- [Material]:

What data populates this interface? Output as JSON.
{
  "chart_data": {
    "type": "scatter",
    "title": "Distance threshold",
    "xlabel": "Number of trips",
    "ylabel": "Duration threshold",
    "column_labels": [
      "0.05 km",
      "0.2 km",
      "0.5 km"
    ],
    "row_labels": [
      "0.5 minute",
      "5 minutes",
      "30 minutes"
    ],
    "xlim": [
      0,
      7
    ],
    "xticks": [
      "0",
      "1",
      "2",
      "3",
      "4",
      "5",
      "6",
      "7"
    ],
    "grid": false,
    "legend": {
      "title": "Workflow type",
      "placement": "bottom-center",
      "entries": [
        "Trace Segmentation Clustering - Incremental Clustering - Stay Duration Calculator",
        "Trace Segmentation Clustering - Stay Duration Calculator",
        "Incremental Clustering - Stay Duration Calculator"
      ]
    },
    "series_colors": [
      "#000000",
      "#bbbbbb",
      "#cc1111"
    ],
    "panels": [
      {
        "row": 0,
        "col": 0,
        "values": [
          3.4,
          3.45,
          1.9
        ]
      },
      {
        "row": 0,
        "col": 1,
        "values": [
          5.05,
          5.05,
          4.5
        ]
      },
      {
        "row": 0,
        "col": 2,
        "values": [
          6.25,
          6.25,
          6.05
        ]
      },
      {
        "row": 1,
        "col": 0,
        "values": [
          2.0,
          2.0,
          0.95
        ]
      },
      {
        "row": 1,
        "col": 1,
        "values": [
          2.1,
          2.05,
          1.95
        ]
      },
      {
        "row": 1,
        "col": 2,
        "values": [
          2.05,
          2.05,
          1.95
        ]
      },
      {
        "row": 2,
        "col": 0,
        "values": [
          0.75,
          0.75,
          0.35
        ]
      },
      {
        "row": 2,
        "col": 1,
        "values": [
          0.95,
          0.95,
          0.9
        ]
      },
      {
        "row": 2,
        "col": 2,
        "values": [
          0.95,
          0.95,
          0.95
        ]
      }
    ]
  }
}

- [Problem]: From the records above, report the count of lines containing "Clustering" and nothing more.

- [Complete output]: 3